▶ **Passage shown**:
Can you imagine if the world was only one shade of grey? It would be e very difficult to do so many things that we take for granted. Such as knowing when fruit is ripe to eat, vegetables are ready to be picked, when traffic should stop and go and even which plants animals are dangerous and which are not!
Colours have been part of our world forever and all have a wonderful significance, not just in the world of humans but also in the environment. They indicate what is safe and what is not, with every little bit of colour adding something special to the world.
Along with colour comes a different perspective such as uses in culture, colour significance as well as the manner in which humans have chosen to create and enjoy the colours of our world.
The Colours of History and How Colours Shaped the World opens up an amazing aspect of colour that is not often considered and when put into book form, suitable for a wide range of young readers, it a great learning tool and resource.

▶ **Stated task 1**:
Place the entry lines into a JSON list of strings, one string per line and no strings for blank lines, starting at the entry line containing "bar [634, 198, 640, 203]" and ending at the entry line containing "bar [913, 198, 919, 221]", both included.

▶ **Data in this exercise**:
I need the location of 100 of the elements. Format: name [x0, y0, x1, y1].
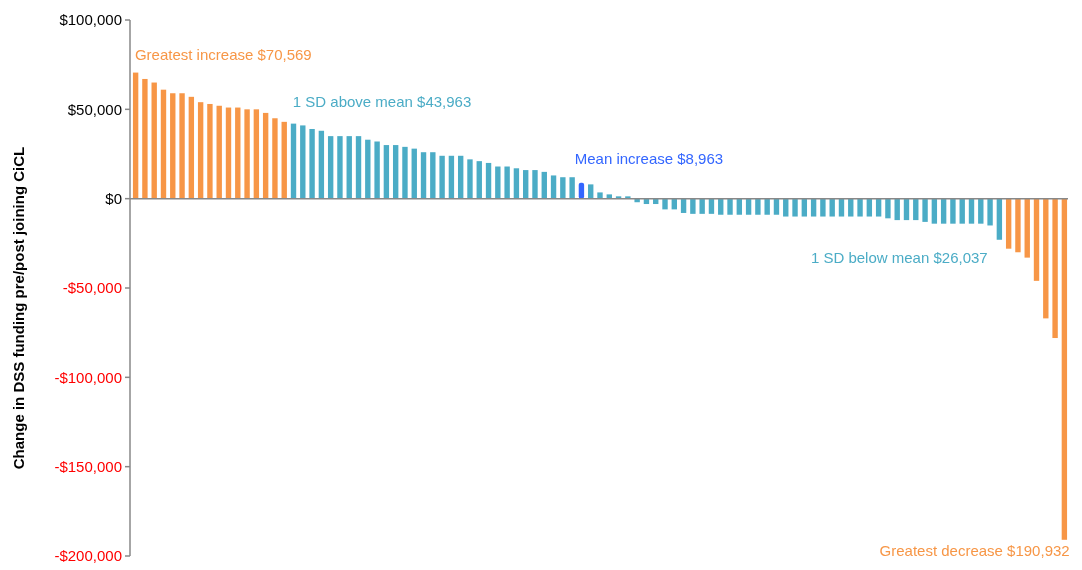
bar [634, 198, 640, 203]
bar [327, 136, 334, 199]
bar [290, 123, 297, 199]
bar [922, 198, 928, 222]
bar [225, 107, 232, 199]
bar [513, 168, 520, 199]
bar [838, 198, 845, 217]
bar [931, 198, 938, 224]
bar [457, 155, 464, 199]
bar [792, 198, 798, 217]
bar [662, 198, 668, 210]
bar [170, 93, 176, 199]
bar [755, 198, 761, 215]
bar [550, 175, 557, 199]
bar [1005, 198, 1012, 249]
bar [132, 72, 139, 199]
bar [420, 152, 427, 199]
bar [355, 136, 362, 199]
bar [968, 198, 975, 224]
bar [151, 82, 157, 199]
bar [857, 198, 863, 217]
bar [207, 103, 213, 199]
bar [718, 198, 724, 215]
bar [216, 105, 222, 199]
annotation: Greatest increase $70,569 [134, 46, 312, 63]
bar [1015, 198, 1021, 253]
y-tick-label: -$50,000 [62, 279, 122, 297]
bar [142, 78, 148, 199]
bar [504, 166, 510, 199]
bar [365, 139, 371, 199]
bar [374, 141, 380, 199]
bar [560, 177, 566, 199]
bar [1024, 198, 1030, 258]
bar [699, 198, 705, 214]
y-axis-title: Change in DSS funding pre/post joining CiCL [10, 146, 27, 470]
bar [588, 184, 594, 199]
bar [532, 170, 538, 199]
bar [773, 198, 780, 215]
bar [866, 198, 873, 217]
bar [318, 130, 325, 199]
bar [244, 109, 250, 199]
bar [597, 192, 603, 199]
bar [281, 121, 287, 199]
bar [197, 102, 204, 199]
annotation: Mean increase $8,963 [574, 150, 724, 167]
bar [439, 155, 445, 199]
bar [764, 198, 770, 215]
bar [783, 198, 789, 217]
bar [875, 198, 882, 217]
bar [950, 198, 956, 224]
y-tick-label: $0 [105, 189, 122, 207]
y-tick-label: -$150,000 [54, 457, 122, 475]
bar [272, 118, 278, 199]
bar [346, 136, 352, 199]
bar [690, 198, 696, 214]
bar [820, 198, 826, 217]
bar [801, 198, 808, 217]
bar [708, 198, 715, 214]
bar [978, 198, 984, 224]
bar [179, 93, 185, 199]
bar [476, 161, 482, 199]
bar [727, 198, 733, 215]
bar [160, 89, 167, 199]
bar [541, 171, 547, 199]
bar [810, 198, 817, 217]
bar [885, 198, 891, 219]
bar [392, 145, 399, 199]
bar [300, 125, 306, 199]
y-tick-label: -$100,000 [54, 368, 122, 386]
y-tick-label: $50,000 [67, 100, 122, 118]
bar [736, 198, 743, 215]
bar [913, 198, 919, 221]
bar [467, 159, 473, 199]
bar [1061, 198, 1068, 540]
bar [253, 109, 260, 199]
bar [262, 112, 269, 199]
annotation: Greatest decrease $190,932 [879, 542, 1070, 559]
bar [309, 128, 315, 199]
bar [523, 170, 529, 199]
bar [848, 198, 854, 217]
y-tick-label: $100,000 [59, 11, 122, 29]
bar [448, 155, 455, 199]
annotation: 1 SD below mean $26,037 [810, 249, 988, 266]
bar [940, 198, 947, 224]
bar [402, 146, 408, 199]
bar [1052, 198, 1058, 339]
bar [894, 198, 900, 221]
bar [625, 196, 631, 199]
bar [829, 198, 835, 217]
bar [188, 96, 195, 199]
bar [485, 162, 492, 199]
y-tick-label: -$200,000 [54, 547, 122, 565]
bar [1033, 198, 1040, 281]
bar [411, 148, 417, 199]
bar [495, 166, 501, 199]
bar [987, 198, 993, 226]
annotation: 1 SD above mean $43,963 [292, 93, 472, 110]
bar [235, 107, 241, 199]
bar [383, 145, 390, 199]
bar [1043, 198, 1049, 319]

--

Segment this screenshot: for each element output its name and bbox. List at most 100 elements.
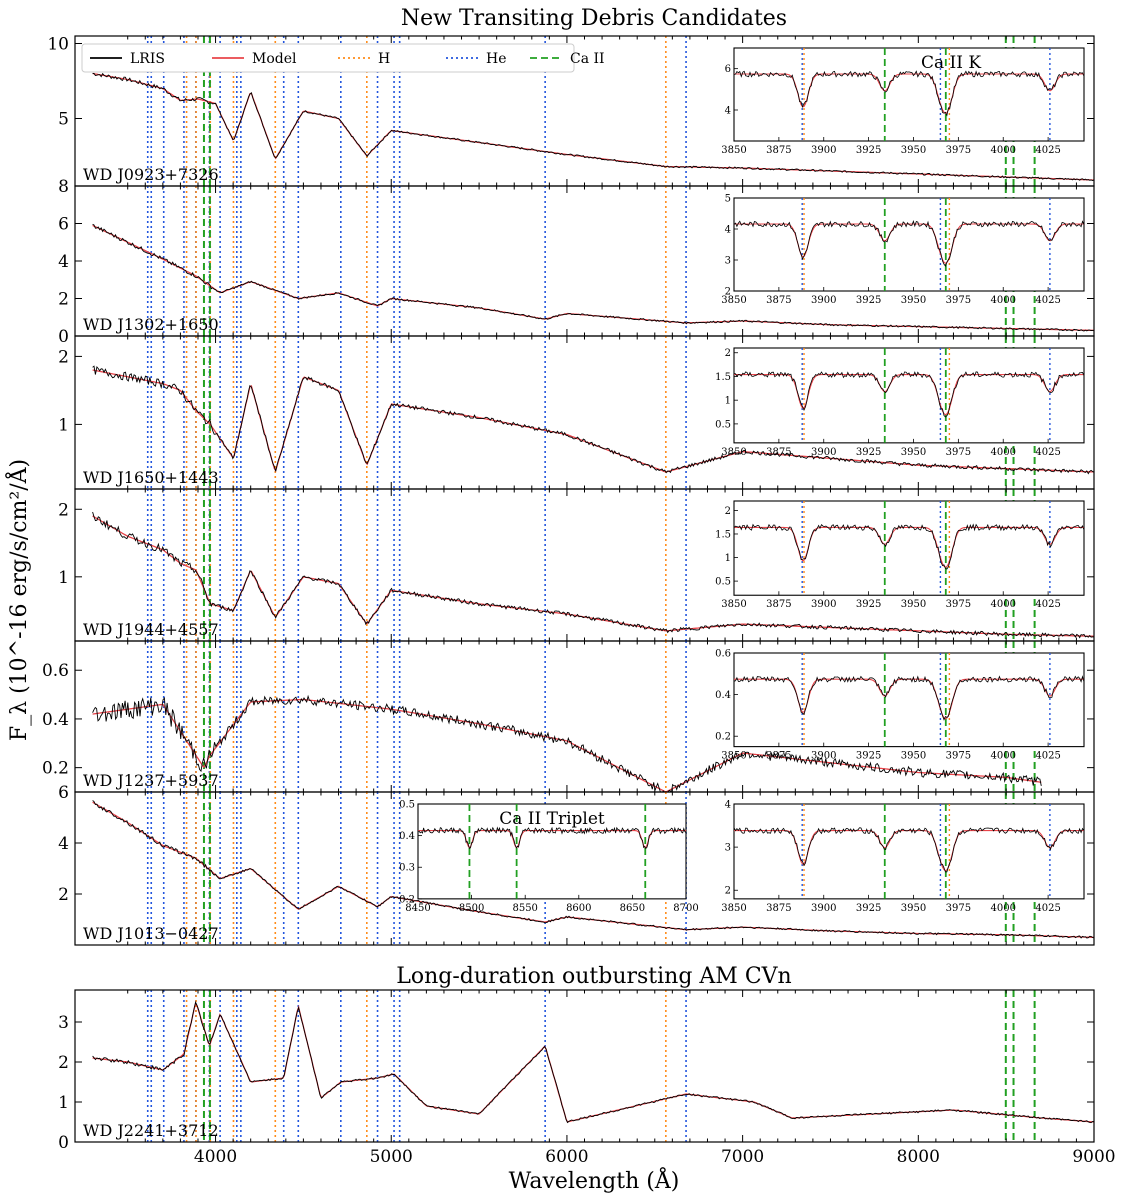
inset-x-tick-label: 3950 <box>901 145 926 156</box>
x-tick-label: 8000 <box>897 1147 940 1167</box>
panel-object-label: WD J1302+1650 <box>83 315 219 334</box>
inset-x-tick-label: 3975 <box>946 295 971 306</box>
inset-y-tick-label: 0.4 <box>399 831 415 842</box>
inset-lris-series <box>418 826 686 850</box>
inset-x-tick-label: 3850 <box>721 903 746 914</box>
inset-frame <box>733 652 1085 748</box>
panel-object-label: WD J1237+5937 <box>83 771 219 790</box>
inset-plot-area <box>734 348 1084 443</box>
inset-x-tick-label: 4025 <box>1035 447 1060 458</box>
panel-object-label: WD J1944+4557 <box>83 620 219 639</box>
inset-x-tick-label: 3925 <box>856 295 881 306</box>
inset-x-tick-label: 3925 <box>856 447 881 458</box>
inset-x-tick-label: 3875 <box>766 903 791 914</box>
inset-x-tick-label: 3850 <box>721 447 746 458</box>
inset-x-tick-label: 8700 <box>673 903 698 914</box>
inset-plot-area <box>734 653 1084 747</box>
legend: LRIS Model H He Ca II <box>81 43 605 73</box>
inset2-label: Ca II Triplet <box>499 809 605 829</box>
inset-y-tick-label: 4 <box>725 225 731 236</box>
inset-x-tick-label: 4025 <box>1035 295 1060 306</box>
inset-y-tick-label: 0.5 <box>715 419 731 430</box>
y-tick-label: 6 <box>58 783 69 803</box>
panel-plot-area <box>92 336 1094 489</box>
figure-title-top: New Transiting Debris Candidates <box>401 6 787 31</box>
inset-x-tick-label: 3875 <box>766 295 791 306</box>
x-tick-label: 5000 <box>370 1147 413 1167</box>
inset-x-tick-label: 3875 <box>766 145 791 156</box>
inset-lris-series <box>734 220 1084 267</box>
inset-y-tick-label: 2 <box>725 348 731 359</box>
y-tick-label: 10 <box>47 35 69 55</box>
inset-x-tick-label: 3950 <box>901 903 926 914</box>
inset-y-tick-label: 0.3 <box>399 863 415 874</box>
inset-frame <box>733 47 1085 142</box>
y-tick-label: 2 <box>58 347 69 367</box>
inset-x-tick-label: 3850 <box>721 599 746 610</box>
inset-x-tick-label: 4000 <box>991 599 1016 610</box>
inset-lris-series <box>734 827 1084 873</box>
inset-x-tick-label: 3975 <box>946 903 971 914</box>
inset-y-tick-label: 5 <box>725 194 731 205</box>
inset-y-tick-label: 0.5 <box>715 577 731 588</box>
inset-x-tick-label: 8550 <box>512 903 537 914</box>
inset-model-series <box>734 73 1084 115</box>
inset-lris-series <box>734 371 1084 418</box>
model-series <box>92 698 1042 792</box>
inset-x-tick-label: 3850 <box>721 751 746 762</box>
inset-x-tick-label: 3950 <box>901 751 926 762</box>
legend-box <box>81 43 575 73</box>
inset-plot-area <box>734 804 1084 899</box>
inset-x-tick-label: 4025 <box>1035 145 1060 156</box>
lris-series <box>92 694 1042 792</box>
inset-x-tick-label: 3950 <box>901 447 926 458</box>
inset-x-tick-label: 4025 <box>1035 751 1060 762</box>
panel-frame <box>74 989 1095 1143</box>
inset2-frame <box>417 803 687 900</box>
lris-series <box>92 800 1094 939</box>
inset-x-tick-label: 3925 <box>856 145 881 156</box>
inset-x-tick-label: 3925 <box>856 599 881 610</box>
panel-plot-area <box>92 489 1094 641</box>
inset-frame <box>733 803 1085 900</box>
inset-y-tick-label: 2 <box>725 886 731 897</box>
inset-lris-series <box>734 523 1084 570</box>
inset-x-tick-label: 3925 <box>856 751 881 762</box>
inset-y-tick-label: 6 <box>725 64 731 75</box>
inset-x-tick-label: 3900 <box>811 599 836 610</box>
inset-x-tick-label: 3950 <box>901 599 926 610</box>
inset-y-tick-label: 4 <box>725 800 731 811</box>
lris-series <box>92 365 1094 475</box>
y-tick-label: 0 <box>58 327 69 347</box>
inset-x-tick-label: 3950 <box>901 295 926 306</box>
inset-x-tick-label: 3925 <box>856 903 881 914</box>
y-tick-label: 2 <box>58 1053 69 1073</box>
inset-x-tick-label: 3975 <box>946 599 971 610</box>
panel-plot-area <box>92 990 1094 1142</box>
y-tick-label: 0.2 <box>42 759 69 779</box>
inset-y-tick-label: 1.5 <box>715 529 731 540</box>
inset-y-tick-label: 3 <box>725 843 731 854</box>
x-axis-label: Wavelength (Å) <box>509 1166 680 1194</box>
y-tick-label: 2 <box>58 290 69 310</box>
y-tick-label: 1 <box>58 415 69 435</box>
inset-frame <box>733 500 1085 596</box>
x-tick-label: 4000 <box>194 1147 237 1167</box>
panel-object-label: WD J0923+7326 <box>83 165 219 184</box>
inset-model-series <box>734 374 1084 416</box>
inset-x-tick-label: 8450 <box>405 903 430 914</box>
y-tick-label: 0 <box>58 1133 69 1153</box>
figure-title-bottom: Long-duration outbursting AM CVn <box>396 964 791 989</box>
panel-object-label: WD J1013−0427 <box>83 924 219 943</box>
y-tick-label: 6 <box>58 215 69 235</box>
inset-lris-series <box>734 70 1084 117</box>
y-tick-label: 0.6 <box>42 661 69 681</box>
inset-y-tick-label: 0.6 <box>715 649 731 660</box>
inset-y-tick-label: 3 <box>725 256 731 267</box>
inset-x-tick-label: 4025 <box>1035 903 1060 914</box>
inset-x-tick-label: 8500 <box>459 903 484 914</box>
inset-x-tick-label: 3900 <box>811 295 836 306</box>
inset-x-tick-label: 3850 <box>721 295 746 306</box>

---

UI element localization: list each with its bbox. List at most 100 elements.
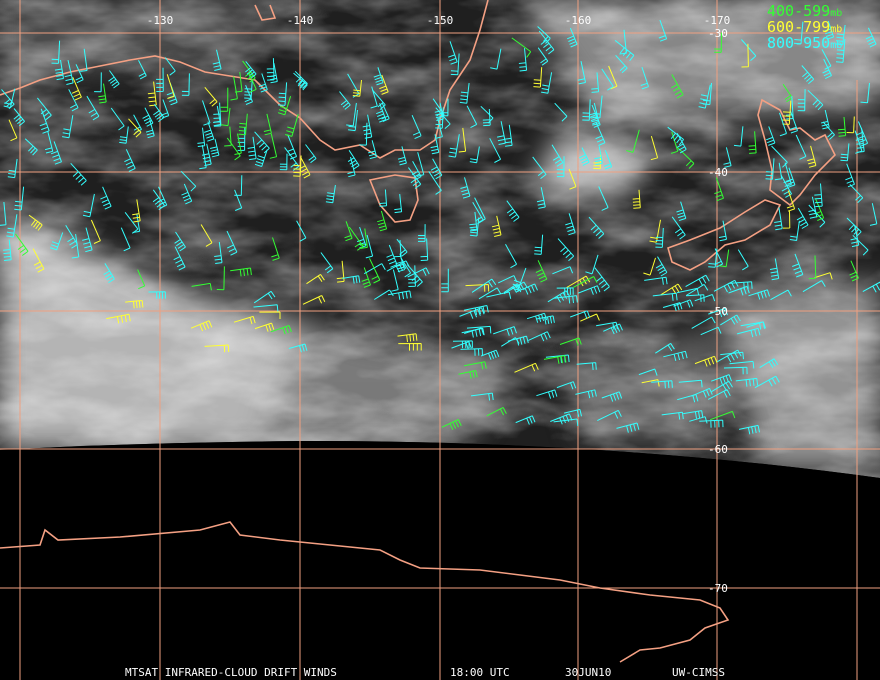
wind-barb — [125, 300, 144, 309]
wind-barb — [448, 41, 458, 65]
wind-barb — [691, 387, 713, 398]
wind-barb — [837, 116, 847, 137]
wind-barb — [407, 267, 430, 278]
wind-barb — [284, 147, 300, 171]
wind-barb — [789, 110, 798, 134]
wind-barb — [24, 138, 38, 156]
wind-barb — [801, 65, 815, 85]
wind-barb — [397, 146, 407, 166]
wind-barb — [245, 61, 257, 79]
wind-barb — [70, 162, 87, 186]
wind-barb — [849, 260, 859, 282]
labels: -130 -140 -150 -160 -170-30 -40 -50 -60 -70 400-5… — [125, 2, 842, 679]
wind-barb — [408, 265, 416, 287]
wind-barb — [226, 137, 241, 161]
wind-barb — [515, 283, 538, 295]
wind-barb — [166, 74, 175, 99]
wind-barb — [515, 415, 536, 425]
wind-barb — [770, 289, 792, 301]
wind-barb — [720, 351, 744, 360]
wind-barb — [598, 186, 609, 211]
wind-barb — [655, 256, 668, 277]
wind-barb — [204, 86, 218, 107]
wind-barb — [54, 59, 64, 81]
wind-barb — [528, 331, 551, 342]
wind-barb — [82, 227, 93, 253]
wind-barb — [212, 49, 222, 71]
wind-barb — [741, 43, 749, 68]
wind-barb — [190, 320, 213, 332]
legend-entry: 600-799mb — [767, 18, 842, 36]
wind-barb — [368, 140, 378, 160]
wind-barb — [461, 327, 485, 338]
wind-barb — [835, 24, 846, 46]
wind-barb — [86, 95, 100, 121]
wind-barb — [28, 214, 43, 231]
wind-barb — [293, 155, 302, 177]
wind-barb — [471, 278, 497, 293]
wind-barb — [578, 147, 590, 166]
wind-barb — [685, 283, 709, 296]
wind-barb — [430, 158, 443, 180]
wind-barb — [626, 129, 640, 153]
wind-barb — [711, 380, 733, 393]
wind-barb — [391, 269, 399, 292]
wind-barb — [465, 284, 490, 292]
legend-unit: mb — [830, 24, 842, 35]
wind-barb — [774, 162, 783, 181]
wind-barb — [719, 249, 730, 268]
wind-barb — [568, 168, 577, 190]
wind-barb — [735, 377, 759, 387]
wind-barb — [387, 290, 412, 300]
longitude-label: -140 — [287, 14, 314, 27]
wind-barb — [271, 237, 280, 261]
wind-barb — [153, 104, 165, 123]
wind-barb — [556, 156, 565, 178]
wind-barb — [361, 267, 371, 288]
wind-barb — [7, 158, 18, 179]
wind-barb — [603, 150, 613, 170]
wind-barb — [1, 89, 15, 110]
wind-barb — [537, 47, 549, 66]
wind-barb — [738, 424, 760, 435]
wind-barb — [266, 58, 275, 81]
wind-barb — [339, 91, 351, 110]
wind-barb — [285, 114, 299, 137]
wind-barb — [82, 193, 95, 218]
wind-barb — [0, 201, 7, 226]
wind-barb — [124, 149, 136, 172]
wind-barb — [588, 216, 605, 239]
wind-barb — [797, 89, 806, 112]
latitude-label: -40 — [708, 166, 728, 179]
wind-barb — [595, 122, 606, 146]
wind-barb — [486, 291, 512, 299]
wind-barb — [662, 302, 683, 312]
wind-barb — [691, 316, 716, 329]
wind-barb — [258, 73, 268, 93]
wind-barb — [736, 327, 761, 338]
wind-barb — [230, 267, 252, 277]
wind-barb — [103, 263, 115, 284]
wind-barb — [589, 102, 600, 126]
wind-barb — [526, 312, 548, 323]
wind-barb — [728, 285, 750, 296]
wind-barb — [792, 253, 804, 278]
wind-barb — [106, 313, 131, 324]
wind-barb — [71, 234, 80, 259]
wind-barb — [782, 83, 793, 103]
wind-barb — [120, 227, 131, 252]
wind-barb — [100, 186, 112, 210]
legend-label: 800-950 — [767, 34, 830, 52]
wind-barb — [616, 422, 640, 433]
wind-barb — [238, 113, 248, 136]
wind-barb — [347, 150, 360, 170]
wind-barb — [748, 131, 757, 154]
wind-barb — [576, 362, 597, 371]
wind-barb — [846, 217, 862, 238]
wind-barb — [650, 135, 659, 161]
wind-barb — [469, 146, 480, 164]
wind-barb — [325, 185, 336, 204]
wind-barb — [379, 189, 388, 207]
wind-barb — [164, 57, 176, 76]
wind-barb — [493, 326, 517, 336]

▶ **Stated task 2**:
Using the book review, answer these:
(a) In a world of only one shade of grey, what would be hard to know about traffic?
(b) What does the review say colors indicate?
(c) What is the full title of the book being reviewed?

▶ **Complete response 1**:
[
  "bar [634, 198, 640, 203]",
  "bar [327, 136, 334, 199]",
  "bar [290, 123, 297, 199]",
  "bar [922, 198, 928, 222]",
  "bar [225, 107, 232, 199]",
  "bar [513, 168, 520, 199]",
  "bar [838, 198, 845, 217]",
  "bar [931, 198, 938, 224]",
  "bar [457, 155, 464, 199]",
  "bar [792, 198, 798, 217]",
  "bar [662, 198, 668, 210]",
  "bar [170, 93, 176, 199]",
  "bar [755, 198, 761, 215]",
  "bar [550, 175, 557, 199]",
  "bar [1005, 198, 1012, 249]",
  "bar [132, 72, 139, 199]",
  "bar [420, 152, 427, 199]",
  "bar [355, 136, 362, 199]",
  "bar [968, 198, 975, 224]",
  "bar [151, 82, 157, 199]",
  "bar [857, 198, 863, 217]",
  "bar [207, 103, 213, 199]",
  "bar [718, 198, 724, 215]",
  "bar [216, 105, 222, 199]",
  "annotation: Greatest increase $70,569 [134, 46, 312, 63]",
  "bar [1015, 198, 1021, 253]",
  "y-tick-label: -$50,000 [62, 279, 122, 297]",
  "bar [142, 78, 148, 199]",
  "bar [504, 166, 510, 199]",
  "bar [365, 139, 371, 199]",
  "bar [374, 141, 380, 199]",
  "bar [560, 177, 566, 199]",
  "bar [1024, 198, 1030, 258]",
  "bar [699, 198, 705, 214]",
  "y-axis-title: Change in DSS funding pre/post joining CiCL [10, 146, 27, 470]",
  "bar [588, 184, 594, 199]",
  "bar [532, 170, 538, 199]",
  "bar [773, 198, 780, 215]",
  "bar [866, 198, 873, 217]",
  "bar [318, 130, 325, 199]",
  "bar [244, 109, 250, 199]",
  "bar [597, 192, 603, 199]",
  "bar [281, 121, 287, 199]",
  "bar [197, 102, 204, 199]",
  "annotation: Mean increase $8,963 [574, 150, 724, 167]",
  "bar [439, 155, 445, 199]",
  "bar [764, 198, 770, 215]",
  "bar [783, 198, 789, 217]",
  "bar [875, 198, 882, 217]",
  "bar [950, 198, 956, 224]",
  "y-tick-label: $0 [105, 189, 122, 207]",
  "y-tick-label: -$150,000 [54, 457, 122, 475]",
  "bar [272, 118, 278, 199]",
  "bar [346, 136, 352, 199]",
  "bar [690, 198, 696, 214]",
  "bar [820, 198, 826, 217]",
  "bar [801, 198, 808, 217]",
  "bar [708, 198, 715, 214]",
  "bar [978, 198, 984, 224]",
  "bar [179, 93, 185, 199]",
  "bar [476, 161, 482, 199]",
  "bar [727, 198, 733, 215]",
  "bar [160, 89, 167, 199]",
  "bar [541, 171, 547, 199]",
  "bar [810, 198, 817, 217]",
  "bar [885, 198, 891, 219]",
  "bar [392, 145, 399, 199]",
  "bar [300, 125, 306, 199]",
  "y-tick-label: -$100,000 [54, 368, 122, 386]",
  "y-tick-label: $50,000 [67, 100, 122, 118]",
  "bar [736, 198, 743, 215]",
  "bar [913, 198, 919, 221]"
]

▶ **Complete response 2**:
(a) When traffic should stop and go.
(b) What is safe and what is not.
(c) The Colours of History and How Colours Shaped the World.